◆ **Aim of the task**
Transcribe everything in the data word for word. Pictures are left out.

◆ **Data entries**
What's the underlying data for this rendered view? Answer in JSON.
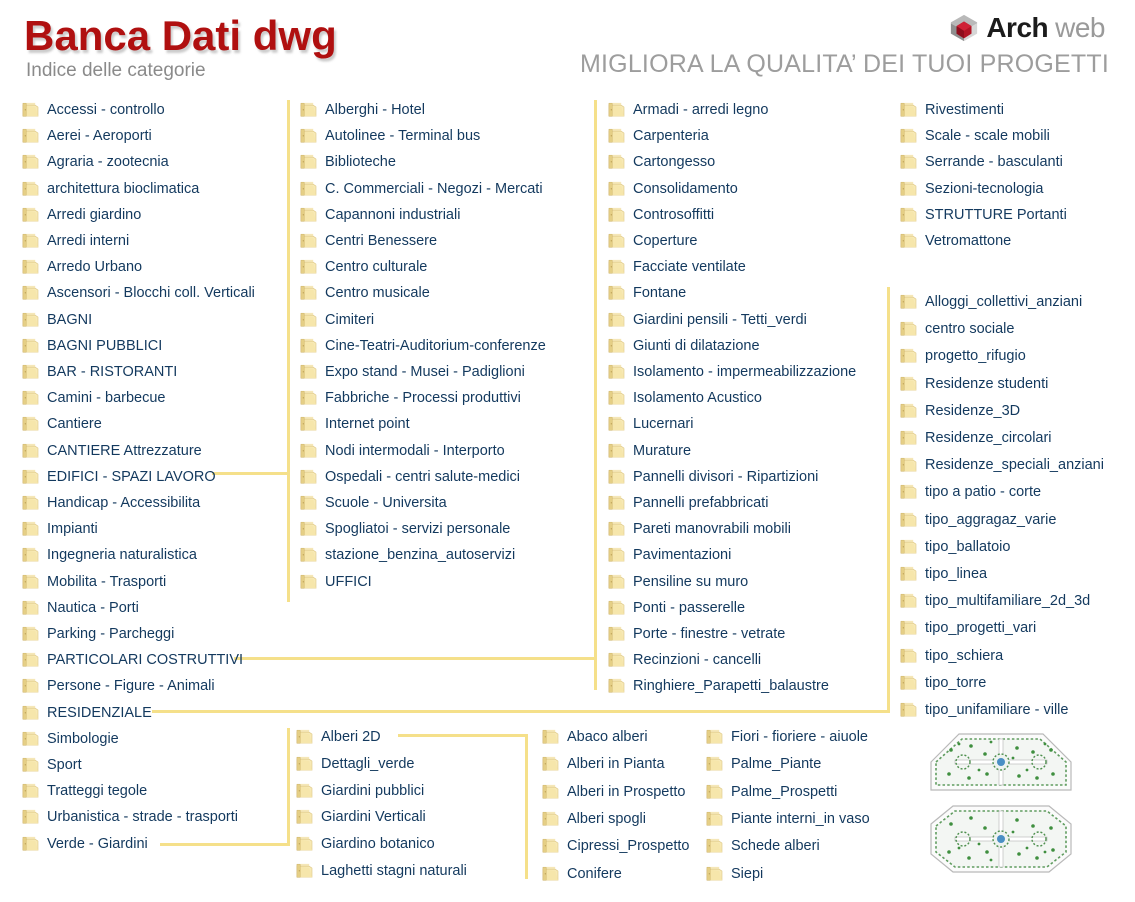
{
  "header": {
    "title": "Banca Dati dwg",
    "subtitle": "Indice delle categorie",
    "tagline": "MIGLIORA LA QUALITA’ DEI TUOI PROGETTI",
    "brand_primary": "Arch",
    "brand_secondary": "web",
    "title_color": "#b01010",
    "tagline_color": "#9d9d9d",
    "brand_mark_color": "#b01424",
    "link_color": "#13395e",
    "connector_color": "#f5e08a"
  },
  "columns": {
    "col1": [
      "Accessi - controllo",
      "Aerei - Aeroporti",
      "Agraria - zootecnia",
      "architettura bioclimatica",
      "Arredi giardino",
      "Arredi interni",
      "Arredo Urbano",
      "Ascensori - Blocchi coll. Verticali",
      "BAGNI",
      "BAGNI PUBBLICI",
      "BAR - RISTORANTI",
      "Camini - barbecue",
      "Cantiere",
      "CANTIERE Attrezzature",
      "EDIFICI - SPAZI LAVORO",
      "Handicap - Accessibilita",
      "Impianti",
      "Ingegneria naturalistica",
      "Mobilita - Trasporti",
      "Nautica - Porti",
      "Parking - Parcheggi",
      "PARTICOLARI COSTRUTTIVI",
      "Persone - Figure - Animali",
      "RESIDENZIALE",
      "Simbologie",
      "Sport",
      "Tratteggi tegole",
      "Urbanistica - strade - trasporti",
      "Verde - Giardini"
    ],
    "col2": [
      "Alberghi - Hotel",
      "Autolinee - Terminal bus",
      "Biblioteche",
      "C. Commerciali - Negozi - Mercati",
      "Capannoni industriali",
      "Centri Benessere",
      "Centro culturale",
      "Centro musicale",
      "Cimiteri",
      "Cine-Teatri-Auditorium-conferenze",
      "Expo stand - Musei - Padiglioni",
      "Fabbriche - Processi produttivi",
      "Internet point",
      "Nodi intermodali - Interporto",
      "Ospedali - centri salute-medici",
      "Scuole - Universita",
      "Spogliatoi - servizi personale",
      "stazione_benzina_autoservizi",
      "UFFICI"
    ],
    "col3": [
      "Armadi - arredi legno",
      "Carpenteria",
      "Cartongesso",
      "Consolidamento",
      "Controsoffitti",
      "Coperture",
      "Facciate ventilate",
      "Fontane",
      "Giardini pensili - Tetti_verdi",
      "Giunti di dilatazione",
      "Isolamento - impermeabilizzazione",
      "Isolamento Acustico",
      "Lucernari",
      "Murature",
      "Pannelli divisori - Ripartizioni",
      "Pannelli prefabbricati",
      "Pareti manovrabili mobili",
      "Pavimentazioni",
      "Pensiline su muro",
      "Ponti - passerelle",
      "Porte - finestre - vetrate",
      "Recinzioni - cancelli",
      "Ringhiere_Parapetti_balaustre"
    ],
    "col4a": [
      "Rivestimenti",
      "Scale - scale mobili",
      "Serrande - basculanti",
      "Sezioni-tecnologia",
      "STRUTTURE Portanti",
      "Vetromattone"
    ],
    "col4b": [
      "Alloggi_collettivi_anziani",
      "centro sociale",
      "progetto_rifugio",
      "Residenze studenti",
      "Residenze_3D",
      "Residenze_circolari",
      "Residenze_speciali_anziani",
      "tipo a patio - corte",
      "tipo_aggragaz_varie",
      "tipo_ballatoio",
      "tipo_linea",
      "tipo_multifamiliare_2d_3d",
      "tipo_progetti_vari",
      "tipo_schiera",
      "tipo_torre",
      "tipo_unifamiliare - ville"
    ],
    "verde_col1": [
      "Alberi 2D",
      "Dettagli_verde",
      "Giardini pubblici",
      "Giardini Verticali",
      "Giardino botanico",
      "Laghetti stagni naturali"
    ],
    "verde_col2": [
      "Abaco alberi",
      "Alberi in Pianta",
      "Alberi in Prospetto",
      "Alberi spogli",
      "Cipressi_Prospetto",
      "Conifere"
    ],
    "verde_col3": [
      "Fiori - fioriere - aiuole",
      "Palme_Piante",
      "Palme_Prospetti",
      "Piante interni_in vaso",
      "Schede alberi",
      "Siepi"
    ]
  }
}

◆ **Correct output**
What's the underlying data for this rendered view? Answer in JSON.
{
  "header": {
    "title": "Banca Dati dwg",
    "subtitle": "Indice delle categorie",
    "tagline": "MIGLIORA LA QUALITA’ DEI TUOI PROGETTI",
    "brand_primary": "Arch",
    "brand_secondary": "web",
    "title_color": "#b01010",
    "tagline_color": "#9d9d9d",
    "brand_mark_color": "#b01424",
    "link_color": "#13395e",
    "connector_color": "#f5e08a"
  },
  "columns": {
    "col1": [
      "Accessi - controllo",
      "Aerei - Aeroporti",
      "Agraria - zootecnia",
      "architettura bioclimatica",
      "Arredi giardino",
      "Arredi interni",
      "Arredo Urbano",
      "Ascensori - Blocchi coll. Verticali",
      "BAGNI",
      "BAGNI PUBBLICI",
      "BAR - RISTORANTI",
      "Camini - barbecue",
      "Cantiere",
      "CANTIERE Attrezzature",
      "EDIFICI - SPAZI LAVORO",
      "Handicap - Accessibilita",
      "Impianti",
      "Ingegneria naturalistica",
      "Mobilita - Trasporti",
      "Nautica - Porti",
      "Parking - Parcheggi",
      "PARTICOLARI COSTRUTTIVI",
      "Persone - Figure - Animali",
      "RESIDENZIALE",
      "Simbologie",
      "Sport",
      "Tratteggi tegole",
      "Urbanistica - strade - trasporti",
      "Verde - Giardini"
    ],
    "col2": [
      "Alberghi - Hotel",
      "Autolinee - Terminal bus",
      "Biblioteche",
      "C. Commerciali - Negozi - Mercati",
      "Capannoni industriali",
      "Centri Benessere",
      "Centro culturale",
      "Centro musicale",
      "Cimiteri",
      "Cine-Teatri-Auditorium-conferenze",
      "Expo stand - Musei - Padiglioni",
      "Fabbriche - Processi produttivi",
      "Internet point",
      "Nodi intermodali - Interporto",
      "Ospedali - centri salute-medici",
      "Scuole - Universita",
      "Spogliatoi - servizi personale",
      "stazione_benzina_autoservizi",
      "UFFICI"
    ],
    "col3": [
      "Armadi - arredi legno",
      "Carpenteria",
      "Cartongesso",
      "Consolidamento",
      "Controsoffitti",
      "Coperture",
      "Facciate ventilate",
      "Fontane",
      "Giardini pensili - Tetti_verdi",
      "Giunti di dilatazione",
      "Isolamento - impermeabilizzazione",
      "Isolamento Acustico",
      "Lucernari",
      "Murature",
      "Pannelli divisori - Ripartizioni",
      "Pannelli prefabbricati",
      "Pareti manovrabili mobili",
      "Pavimentazioni",
      "Pensiline su muro",
      "Ponti - passerelle",
      "Porte - finestre - vetrate",
      "Recinzioni - cancelli",
      "Ringhiere_Parapetti_balaustre"
    ],
    "col4a": [
      "Rivestimenti",
      "Scale - scale mobili",
      "Serrande - basculanti",
      "Sezioni-tecnologia",
      "STRUTTURE Portanti",
      "Vetromattone"
    ],
    "col4b": [
      "Alloggi_collettivi_anziani",
      "centro sociale",
      "progetto_rifugio",
      "Residenze studenti",
      "Residenze_3D",
      "Residenze_circolari",
      "Residenze_speciali_anziani",
      "tipo a patio - corte",
      "tipo_aggragaz_varie",
      "tipo_ballatoio",
      "tipo_linea",
      "tipo_multifamiliare_2d_3d",
      "tipo_progetti_vari",
      "tipo_schiera",
      "tipo_torre",
      "tipo_unifamiliare - ville"
    ],
    "verde_col1": [
      "Alberi 2D",
      "Dettagli_verde",
      "Giardini pubblici",
      "Giardini Verticali",
      "Giardino botanico",
      "Laghetti stagni naturali"
    ],
    "verde_col2": [
      "Abaco alberi",
      "Alberi in Pianta",
      "Alberi in Prospetto",
      "Alberi spogli",
      "Cipressi_Prospetto",
      "Conifere"
    ],
    "verde_col3": [
      "Fiori - fioriere - aiuole",
      "Palme_Piante",
      "Palme_Prospetti",
      "Piante interni_in vaso",
      "Schede alberi",
      "Siepi"
    ]
  }
}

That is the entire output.